• [Directions for this task] Return each line that holds the word "August".

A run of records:
########################################

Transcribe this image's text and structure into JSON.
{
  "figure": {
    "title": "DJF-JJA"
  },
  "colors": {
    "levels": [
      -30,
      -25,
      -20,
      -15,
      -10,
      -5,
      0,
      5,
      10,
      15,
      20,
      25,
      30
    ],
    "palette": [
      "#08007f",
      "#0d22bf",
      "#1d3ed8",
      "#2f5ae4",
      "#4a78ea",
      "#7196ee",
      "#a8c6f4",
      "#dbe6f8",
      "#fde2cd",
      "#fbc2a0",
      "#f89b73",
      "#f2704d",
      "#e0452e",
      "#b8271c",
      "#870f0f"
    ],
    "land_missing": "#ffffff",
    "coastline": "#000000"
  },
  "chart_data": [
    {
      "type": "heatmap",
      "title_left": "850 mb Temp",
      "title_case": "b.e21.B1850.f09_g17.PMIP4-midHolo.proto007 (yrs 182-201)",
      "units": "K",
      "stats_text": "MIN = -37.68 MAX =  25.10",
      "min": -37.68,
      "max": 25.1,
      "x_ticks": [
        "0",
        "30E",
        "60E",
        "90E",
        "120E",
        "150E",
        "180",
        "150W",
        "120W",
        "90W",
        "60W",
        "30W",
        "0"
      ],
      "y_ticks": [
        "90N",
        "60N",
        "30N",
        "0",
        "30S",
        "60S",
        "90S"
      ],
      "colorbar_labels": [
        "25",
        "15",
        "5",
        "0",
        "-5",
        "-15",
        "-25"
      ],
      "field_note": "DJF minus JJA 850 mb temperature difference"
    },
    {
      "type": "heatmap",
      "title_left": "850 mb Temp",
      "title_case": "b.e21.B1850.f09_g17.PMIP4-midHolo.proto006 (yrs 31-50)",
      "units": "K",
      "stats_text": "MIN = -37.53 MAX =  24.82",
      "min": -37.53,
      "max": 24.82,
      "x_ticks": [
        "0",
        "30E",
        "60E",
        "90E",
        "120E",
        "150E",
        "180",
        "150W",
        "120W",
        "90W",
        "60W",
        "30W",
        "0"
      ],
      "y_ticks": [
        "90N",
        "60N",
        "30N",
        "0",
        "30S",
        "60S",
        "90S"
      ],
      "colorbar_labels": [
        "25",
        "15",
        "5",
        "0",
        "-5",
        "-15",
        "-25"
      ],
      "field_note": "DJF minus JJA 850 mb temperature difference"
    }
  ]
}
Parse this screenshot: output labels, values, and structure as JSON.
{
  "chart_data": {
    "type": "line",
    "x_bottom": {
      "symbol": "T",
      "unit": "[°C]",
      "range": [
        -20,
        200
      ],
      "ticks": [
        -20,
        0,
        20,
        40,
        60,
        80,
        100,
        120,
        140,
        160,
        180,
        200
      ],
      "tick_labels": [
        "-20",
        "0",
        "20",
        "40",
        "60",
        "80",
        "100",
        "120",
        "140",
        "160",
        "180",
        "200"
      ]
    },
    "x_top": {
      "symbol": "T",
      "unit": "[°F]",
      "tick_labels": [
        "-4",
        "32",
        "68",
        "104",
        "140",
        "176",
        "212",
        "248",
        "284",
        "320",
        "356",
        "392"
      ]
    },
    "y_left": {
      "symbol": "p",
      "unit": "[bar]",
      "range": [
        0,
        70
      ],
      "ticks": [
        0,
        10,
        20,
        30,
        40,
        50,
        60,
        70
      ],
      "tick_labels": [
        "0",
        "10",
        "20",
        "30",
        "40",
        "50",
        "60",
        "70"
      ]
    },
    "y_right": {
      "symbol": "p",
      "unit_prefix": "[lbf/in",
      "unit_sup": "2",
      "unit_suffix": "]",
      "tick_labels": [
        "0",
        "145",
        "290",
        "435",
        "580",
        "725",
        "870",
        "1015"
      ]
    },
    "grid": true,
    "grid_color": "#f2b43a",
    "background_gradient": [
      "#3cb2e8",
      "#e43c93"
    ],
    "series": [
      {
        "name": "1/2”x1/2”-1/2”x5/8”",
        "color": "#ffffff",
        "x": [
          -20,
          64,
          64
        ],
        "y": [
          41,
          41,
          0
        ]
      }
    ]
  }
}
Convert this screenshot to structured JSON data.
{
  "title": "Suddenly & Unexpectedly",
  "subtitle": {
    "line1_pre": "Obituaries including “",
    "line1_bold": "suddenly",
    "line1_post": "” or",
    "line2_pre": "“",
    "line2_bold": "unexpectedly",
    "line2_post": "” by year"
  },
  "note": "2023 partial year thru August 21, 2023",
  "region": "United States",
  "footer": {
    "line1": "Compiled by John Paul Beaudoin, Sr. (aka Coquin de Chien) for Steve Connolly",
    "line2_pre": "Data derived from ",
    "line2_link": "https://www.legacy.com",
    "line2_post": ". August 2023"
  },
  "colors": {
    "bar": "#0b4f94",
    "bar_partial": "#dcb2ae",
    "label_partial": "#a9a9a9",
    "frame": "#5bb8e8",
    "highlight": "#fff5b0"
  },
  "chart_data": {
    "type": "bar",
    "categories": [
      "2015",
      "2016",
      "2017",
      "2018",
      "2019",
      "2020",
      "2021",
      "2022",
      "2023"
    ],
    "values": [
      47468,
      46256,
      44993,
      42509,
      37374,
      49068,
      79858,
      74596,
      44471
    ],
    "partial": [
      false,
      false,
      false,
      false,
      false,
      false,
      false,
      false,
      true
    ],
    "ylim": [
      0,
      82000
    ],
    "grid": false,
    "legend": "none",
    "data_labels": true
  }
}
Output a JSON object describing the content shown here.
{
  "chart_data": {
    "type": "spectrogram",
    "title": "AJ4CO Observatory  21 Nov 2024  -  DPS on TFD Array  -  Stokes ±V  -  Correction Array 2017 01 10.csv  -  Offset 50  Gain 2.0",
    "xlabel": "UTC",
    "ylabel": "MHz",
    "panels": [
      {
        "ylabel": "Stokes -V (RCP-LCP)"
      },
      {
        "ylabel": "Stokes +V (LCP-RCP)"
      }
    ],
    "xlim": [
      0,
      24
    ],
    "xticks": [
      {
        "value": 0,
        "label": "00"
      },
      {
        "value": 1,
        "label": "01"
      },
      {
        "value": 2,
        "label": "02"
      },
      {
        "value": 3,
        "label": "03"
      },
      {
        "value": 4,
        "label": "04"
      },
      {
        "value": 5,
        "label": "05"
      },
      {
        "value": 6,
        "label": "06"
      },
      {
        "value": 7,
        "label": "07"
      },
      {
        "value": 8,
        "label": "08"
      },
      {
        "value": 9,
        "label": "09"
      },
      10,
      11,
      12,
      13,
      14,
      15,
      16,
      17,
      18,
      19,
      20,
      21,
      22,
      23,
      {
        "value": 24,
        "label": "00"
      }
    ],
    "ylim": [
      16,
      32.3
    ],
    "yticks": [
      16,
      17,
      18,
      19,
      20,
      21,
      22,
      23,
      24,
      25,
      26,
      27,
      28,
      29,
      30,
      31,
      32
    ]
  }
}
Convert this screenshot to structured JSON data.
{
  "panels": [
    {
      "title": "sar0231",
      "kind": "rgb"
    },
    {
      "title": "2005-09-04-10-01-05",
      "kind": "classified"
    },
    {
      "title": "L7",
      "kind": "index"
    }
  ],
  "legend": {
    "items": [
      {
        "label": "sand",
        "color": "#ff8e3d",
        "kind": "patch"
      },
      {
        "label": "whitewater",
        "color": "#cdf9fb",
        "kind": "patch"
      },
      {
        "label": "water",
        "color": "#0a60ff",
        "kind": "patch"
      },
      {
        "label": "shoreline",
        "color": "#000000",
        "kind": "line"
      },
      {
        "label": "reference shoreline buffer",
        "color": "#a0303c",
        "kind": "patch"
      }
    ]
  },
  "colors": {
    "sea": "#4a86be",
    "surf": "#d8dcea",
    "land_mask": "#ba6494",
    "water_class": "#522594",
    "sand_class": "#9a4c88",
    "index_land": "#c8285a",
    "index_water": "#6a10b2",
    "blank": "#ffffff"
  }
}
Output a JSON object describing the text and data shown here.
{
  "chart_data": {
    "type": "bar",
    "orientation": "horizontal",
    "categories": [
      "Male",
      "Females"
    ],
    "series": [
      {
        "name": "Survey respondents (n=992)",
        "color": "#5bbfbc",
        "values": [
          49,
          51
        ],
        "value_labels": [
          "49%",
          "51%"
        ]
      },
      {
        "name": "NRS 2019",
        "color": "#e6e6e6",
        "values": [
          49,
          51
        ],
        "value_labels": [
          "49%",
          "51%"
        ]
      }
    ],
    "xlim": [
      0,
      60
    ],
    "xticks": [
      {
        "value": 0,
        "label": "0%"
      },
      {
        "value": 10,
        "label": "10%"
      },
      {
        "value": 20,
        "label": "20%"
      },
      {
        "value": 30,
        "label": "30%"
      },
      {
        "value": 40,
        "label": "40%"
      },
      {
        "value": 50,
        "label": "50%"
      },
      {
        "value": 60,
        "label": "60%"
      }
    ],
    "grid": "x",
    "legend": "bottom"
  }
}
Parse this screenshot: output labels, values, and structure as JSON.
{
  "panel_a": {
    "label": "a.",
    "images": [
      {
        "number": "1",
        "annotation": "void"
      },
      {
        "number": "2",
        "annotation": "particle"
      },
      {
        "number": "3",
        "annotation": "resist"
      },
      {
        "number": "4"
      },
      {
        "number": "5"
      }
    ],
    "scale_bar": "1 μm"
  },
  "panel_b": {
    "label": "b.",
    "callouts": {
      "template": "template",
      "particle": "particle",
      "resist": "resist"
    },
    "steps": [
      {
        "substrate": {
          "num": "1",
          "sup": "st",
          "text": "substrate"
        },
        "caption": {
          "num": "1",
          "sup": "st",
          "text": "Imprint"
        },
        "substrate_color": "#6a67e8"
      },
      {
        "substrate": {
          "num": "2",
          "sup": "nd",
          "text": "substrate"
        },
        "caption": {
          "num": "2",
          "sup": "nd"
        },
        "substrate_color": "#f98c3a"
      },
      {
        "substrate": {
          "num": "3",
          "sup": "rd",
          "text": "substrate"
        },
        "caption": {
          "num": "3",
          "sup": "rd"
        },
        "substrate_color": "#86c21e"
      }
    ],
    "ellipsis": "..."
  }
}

########################################

• [Worked solution]
  "note": "2023 partial year thru August 21, 2023",
    "line2_post": ". August 2023"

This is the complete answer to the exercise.